» **Task description**: Every entry here needs to be repeated exactly.

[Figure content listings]
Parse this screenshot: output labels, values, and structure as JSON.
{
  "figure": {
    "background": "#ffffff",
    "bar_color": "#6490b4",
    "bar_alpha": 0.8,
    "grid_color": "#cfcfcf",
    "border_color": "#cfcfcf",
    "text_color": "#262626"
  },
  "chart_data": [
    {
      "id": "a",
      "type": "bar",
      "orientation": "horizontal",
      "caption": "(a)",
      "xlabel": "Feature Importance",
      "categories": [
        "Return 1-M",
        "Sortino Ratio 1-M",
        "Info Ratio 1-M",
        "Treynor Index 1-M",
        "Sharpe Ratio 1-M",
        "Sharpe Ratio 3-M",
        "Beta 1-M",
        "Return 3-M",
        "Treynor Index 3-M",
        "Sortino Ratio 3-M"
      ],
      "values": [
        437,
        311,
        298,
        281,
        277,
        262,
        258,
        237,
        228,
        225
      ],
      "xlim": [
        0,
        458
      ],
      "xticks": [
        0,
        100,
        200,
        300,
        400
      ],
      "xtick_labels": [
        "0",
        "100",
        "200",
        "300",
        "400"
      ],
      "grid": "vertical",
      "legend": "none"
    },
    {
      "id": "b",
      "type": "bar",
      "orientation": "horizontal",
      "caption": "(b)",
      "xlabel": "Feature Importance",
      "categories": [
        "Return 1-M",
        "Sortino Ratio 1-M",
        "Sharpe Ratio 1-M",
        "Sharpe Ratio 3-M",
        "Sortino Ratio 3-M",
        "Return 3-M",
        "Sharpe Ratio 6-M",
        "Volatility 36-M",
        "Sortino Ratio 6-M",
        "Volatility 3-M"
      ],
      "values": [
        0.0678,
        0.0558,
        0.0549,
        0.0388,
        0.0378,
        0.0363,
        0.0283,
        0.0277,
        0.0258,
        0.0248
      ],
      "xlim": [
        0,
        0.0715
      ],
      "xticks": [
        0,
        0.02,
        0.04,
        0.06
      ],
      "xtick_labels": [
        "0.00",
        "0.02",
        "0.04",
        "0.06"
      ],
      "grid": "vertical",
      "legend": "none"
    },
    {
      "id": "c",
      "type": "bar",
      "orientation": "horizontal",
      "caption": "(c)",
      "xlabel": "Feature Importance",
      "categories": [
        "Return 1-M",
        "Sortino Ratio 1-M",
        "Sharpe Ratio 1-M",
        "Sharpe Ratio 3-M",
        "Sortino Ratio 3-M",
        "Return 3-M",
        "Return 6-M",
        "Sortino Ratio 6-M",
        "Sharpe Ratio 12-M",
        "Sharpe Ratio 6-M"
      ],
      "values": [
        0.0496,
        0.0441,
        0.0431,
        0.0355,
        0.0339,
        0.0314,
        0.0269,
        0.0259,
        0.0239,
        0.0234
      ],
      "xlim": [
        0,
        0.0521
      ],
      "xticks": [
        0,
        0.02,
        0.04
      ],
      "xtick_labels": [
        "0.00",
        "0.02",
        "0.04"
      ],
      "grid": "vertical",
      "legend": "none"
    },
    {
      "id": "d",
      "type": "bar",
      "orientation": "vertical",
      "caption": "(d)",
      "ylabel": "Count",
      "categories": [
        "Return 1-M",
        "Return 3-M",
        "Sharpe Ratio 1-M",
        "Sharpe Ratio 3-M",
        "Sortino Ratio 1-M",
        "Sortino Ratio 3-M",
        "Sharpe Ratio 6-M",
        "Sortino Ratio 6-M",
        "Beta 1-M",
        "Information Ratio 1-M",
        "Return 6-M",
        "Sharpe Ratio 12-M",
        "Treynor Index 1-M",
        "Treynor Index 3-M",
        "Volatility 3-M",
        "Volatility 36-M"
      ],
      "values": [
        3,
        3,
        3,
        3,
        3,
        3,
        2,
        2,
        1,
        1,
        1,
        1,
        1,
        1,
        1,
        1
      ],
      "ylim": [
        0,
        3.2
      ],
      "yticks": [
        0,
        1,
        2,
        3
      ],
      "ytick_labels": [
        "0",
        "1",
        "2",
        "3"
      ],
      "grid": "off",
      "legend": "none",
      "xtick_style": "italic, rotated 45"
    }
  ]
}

» **Result of this task**:
Parse this screenshot: output labels, values, and structure as JSON.
{
  "figure": {
    "background": "#ffffff",
    "bar_color": "#6490b4",
    "bar_alpha": 0.8,
    "grid_color": "#cfcfcf",
    "border_color": "#cfcfcf",
    "text_color": "#262626"
  },
  "chart_data": [
    {
      "id": "a",
      "type": "bar",
      "orientation": "horizontal",
      "caption": "(a)",
      "xlabel": "Feature Importance",
      "categories": [
        "Return 1-M",
        "Sortino Ratio 1-M",
        "Info Ratio 1-M",
        "Treynor Index 1-M",
        "Sharpe Ratio 1-M",
        "Sharpe Ratio 3-M",
        "Beta 1-M",
        "Return 3-M",
        "Treynor Index 3-M",
        "Sortino Ratio 3-M"
      ],
      "values": [
        437,
        311,
        298,
        281,
        277,
        262,
        258,
        237,
        228,
        225
      ],
      "xlim": [
        0,
        458
      ],
      "xticks": [
        0,
        100,
        200,
        300,
        400
      ],
      "xtick_labels": [
        "0",
        "100",
        "200",
        "300",
        "400"
      ],
      "grid": "vertical",
      "legend": "none"
    },
    {
      "id": "b",
      "type": "bar",
      "orientation": "horizontal",
      "caption": "(b)",
      "xlabel": "Feature Importance",
      "categories": [
        "Return 1-M",
        "Sortino Ratio 1-M",
        "Sharpe Ratio 1-M",
        "Sharpe Ratio 3-M",
        "Sortino Ratio 3-M",
        "Return 3-M",
        "Sharpe Ratio 6-M",
        "Volatility 36-M",
        "Sortino Ratio 6-M",
        "Volatility 3-M"
      ],
      "values": [
        0.0678,
        0.0558,
        0.0549,
        0.0388,
        0.0378,
        0.0363,
        0.0283,
        0.0277,
        0.0258,
        0.0248
      ],
      "xlim": [
        0,
        0.0715
      ],
      "xticks": [
        0,
        0.02,
        0.04,
        0.06
      ],
      "xtick_labels": [
        "0.00",
        "0.02",
        "0.04",
        "0.06"
      ],
      "grid": "vertical",
      "legend": "none"
    },
    {
      "id": "c",
      "type": "bar",
      "orientation": "horizontal",
      "caption": "(c)",
      "xlabel": "Feature Importance",
      "categories": [
        "Return 1-M",
        "Sortino Ratio 1-M",
        "Sharpe Ratio 1-M",
        "Sharpe Ratio 3-M",
        "Sortino Ratio 3-M",
        "Return 3-M",
        "Return 6-M",
        "Sortino Ratio 6-M",
        "Sharpe Ratio 12-M",
        "Sharpe Ratio 6-M"
      ],
      "values": [
        0.0496,
        0.0441,
        0.0431,
        0.0355,
        0.0339,
        0.0314,
        0.0269,
        0.0259,
        0.0239,
        0.0234
      ],
      "xlim": [
        0,
        0.0521
      ],
      "xticks": [
        0,
        0.02,
        0.04
      ],
      "xtick_labels": [
        "0.00",
        "0.02",
        "0.04"
      ],
      "grid": "vertical",
      "legend": "none"
    },
    {
      "id": "d",
      "type": "bar",
      "orientation": "vertical",
      "caption": "(d)",
      "ylabel": "Count",
      "categories": [
        "Return 1-M",
        "Return 3-M",
        "Sharpe Ratio 1-M",
        "Sharpe Ratio 3-M",
        "Sortino Ratio 1-M",
        "Sortino Ratio 3-M",
        "Sharpe Ratio 6-M",
        "Sortino Ratio 6-M",
        "Beta 1-M",
        "Information Ratio 1-M",
        "Return 6-M",
        "Sharpe Ratio 12-M",
        "Treynor Index 1-M",
        "Treynor Index 3-M",
        "Volatility 3-M",
        "Volatility 36-M"
      ],
      "values": [
        3,
        3,
        3,
        3,
        3,
        3,
        2,
        2,
        1,
        1,
        1,
        1,
        1,
        1,
        1,
        1
      ],
      "ylim": [
        0,
        3.2
      ],
      "yticks": [
        0,
        1,
        2,
        3
      ],
      "ytick_labels": [
        "0",
        "1",
        "2",
        "3"
      ],
      "grid": "off",
      "legend": "none",
      "xtick_style": "italic, rotated 45"
    }
  ]
}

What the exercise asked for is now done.